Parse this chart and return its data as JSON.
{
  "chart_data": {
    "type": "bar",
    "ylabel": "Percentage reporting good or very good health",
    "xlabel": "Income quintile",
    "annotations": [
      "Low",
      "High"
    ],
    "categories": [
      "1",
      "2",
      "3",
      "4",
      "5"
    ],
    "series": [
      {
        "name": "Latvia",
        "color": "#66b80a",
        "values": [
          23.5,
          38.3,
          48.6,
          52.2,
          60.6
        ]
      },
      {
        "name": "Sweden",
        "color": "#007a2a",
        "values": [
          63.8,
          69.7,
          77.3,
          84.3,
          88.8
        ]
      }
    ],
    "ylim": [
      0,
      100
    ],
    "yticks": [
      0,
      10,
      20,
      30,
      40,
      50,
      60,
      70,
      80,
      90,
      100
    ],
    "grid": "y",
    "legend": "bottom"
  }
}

================================

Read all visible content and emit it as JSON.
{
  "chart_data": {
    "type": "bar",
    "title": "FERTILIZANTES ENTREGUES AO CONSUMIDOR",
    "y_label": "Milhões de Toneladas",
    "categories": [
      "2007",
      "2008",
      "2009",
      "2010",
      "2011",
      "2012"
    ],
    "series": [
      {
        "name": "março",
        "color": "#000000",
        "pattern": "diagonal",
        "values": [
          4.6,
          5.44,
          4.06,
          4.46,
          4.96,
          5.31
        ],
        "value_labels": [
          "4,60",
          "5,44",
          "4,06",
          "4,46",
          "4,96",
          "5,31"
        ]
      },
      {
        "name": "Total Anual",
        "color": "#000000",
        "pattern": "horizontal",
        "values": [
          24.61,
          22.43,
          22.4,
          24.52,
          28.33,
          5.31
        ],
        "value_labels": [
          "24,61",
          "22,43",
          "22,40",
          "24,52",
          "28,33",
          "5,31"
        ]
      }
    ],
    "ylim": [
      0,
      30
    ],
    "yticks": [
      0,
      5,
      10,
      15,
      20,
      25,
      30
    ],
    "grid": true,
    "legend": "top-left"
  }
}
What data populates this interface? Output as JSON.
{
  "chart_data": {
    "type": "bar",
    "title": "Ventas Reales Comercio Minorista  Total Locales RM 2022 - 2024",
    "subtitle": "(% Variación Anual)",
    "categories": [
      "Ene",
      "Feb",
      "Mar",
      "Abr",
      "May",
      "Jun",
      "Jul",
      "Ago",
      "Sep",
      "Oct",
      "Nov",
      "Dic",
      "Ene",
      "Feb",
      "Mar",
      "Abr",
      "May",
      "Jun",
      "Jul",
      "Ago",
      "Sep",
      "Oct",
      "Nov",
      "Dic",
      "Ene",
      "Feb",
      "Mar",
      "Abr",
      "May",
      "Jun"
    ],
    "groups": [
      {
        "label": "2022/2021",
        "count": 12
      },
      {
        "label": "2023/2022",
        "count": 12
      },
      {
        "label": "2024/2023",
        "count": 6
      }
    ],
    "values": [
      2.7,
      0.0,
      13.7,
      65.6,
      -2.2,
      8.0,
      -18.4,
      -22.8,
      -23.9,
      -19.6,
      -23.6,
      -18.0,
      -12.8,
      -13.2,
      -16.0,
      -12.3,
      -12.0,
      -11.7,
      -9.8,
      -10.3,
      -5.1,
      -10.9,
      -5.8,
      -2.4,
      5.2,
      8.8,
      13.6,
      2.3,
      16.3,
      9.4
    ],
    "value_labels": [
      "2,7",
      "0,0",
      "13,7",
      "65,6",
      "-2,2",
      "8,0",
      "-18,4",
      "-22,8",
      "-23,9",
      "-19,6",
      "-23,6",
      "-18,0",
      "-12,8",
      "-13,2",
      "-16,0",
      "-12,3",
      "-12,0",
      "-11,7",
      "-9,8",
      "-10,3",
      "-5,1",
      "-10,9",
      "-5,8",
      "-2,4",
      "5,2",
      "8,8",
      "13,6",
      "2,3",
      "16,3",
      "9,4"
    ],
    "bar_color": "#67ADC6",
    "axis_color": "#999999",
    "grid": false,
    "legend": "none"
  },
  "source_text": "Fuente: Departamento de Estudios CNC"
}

================================

• Your goal:
Identify the lines of the entries containing the string "this". Copy each such line.

• Exercise result:
Parse this chart and return its data as JSON.
What data populates this interface? Output as JSON.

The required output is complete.